## INSTRUCTIONS FOR THE TASK
Below are records. Copy every line with "label" in it.

## DATA TO USE
··········
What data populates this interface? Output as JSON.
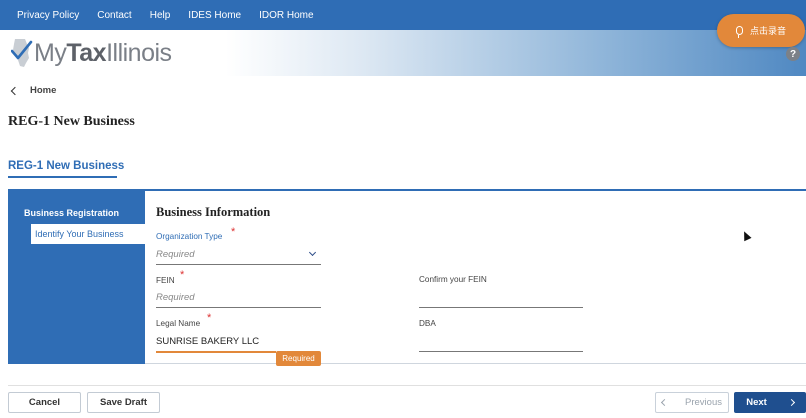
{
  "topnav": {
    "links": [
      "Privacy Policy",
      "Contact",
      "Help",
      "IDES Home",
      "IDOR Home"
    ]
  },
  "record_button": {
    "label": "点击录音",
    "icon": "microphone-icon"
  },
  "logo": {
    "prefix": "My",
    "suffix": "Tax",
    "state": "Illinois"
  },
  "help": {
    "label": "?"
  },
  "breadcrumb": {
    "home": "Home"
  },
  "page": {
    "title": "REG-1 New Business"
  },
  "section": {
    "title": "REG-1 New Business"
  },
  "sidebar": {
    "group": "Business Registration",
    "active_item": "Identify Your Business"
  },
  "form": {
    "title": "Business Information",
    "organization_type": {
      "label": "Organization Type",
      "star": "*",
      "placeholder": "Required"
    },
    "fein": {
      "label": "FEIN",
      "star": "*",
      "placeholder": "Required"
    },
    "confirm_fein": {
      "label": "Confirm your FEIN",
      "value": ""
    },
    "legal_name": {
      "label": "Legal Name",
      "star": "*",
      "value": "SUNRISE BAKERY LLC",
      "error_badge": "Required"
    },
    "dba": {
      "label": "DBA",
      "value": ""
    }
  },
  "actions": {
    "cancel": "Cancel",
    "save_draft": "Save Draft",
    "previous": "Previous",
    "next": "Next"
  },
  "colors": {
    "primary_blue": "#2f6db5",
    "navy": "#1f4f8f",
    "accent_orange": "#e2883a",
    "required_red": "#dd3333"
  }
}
··········
## RESULT OF THIS TASK
    "label": "点击录音",
    "label": "?"
      "label": "Organization Type",
      "label": "FEIN",
      "label": "Confirm your FEIN",
      "label": "Legal Name",
      "label": "DBA",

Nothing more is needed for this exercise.